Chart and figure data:
○ ○ ○ ○
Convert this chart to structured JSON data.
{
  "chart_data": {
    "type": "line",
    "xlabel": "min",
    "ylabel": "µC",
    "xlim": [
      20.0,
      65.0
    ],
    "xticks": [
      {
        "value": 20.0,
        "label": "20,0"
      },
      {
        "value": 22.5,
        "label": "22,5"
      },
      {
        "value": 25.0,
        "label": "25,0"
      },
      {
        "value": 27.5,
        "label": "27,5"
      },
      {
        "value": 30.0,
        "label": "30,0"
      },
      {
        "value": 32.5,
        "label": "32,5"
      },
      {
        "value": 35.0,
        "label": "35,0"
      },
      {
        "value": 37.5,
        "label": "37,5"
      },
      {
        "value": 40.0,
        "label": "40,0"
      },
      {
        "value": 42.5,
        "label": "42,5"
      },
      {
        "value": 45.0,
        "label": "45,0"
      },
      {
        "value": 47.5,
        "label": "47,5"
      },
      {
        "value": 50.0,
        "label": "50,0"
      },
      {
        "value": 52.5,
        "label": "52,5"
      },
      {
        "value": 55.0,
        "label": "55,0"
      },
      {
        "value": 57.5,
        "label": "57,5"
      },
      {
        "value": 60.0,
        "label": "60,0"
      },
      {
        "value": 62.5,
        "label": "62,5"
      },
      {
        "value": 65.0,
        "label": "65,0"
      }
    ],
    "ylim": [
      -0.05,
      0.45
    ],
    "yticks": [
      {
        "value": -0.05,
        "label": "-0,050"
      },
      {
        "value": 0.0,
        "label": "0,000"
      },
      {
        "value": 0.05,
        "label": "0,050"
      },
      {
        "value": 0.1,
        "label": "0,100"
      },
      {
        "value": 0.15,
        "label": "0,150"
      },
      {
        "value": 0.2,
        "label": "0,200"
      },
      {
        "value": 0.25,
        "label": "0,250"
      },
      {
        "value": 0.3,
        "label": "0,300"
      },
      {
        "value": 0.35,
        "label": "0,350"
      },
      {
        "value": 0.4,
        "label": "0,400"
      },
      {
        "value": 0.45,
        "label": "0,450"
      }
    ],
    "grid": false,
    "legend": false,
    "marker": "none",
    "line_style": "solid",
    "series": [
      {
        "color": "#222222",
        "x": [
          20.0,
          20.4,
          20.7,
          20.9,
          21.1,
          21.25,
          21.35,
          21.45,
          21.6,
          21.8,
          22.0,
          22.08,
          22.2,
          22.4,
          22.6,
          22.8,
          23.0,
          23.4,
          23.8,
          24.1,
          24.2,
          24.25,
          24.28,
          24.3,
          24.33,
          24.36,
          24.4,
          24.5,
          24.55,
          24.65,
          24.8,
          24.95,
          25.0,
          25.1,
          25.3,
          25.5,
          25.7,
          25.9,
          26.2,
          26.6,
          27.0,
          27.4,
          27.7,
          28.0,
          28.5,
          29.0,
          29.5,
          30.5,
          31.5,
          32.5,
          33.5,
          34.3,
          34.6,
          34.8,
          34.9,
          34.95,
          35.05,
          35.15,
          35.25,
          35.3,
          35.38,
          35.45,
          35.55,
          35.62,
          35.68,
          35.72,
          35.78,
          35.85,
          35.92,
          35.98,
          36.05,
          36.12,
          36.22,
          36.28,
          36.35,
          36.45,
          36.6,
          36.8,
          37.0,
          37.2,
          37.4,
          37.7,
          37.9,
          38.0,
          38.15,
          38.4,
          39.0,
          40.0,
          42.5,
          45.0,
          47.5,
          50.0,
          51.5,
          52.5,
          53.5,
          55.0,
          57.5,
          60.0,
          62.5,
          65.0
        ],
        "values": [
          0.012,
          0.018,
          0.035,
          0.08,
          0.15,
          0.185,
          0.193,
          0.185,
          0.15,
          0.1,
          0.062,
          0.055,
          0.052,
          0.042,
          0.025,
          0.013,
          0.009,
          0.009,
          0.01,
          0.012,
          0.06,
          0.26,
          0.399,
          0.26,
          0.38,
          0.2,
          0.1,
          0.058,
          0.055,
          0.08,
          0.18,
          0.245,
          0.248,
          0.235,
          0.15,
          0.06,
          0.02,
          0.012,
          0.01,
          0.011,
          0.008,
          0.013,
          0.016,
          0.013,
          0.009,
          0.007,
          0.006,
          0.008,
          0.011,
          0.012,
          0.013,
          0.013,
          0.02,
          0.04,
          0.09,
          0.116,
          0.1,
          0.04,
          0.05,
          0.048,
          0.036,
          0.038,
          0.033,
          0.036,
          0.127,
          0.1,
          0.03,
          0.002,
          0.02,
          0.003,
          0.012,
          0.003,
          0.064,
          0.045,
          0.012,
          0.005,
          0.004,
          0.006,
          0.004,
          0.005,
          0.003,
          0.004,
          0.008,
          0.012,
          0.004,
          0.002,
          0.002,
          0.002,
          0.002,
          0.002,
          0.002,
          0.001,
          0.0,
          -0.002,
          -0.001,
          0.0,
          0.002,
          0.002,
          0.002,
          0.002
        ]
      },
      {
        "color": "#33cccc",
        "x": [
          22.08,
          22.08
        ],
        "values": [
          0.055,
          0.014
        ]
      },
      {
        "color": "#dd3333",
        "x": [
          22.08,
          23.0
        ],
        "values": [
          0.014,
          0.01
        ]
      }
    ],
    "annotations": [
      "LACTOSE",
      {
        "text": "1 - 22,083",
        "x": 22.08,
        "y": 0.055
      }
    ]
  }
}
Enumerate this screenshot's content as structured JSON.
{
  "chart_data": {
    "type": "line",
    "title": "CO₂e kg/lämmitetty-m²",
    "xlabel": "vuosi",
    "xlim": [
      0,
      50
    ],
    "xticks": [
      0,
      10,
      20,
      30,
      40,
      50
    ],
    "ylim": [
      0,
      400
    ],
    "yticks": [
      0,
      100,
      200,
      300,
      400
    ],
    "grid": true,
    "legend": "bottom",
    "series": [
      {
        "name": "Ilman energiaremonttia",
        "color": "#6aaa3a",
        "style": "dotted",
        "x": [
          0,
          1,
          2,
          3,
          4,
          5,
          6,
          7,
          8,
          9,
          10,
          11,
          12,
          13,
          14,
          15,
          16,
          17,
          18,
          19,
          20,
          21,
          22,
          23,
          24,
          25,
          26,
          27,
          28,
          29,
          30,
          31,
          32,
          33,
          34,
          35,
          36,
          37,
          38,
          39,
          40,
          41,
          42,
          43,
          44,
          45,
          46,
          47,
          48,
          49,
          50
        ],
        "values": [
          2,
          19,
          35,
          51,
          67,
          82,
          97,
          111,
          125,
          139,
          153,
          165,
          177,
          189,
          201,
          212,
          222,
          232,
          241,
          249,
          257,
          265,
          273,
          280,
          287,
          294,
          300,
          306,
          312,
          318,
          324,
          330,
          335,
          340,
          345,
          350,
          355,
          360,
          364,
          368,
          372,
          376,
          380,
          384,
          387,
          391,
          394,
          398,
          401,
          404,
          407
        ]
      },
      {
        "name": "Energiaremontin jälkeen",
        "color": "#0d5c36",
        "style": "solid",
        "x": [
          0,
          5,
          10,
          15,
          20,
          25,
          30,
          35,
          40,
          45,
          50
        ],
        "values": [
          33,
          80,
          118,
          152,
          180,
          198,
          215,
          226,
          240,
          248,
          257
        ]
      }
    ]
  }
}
○ ○ ○ ○
**TASK TO CARRY OUT**
Write out each line of the data that holds the string "name".

**TASK RESPONSE**
        "name": "Ilman energiaremonttia",
        "name": "Energiaremontin jälkeen",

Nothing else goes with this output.